##### TASK DATA #####
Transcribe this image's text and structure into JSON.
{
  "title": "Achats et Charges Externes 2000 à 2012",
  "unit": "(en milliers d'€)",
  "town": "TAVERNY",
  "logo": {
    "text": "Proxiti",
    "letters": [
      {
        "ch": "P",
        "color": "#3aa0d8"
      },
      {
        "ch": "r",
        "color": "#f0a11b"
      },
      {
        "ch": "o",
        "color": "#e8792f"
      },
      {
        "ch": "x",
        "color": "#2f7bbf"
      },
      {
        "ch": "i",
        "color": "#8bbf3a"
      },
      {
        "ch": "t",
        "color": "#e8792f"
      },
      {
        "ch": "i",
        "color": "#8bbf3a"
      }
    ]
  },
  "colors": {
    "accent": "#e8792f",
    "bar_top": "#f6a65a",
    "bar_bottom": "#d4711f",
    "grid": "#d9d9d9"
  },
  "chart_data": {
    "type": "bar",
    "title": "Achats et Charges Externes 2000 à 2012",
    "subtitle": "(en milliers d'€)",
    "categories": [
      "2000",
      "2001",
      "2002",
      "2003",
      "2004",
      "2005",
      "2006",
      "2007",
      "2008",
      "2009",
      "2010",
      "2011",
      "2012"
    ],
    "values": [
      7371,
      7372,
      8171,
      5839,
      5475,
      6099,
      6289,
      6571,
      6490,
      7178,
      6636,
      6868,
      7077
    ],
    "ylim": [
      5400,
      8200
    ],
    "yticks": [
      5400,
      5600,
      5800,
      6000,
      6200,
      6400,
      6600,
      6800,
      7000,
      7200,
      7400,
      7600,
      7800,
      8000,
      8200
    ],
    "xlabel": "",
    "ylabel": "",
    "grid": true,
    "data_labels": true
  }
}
#####
Every line of the data above should be copied exactly.

Transcribe this image's text and structure into JSON.
{
  "title": "Achats et Charges Externes 2000 à 2012",
  "unit": "(en milliers d'€)",
  "town": "TAVERNY",
  "logo": {
    "text": "Proxiti",
    "letters": [
      {
        "ch": "P",
        "color": "#3aa0d8"
      },
      {
        "ch": "r",
        "color": "#f0a11b"
      },
      {
        "ch": "o",
        "color": "#e8792f"
      },
      {
        "ch": "x",
        "color": "#2f7bbf"
      },
      {
        "ch": "i",
        "color": "#8bbf3a"
      },
      {
        "ch": "t",
        "color": "#e8792f"
      },
      {
        "ch": "i",
        "color": "#8bbf3a"
      }
    ]
  },
  "colors": {
    "accent": "#e8792f",
    "bar_top": "#f6a65a",
    "bar_bottom": "#d4711f",
    "grid": "#d9d9d9"
  },
  "chart_data": {
    "type": "bar",
    "title": "Achats et Charges Externes 2000 à 2012",
    "subtitle": "(en milliers d'€)",
    "categories": [
      "2000",
      "2001",
      "2002",
      "2003",
      "2004",
      "2005",
      "2006",
      "2007",
      "2008",
      "2009",
      "2010",
      "2011",
      "2012"
    ],
    "values": [
      7371,
      7372,
      8171,
      5839,
      5475,
      6099,
      6289,
      6571,
      6490,
      7178,
      6636,
      6868,
      7077
    ],
    "ylim": [
      5400,
      8200
    ],
    "yticks": [
      5400,
      5600,
      5800,
      6000,
      6200,
      6400,
      6600,
      6800,
      7000,
      7200,
      7400,
      7600,
      7800,
      8000,
      8200
    ],
    "xlabel": "",
    "ylabel": "",
    "grid": true,
    "data_labels": true
  }
}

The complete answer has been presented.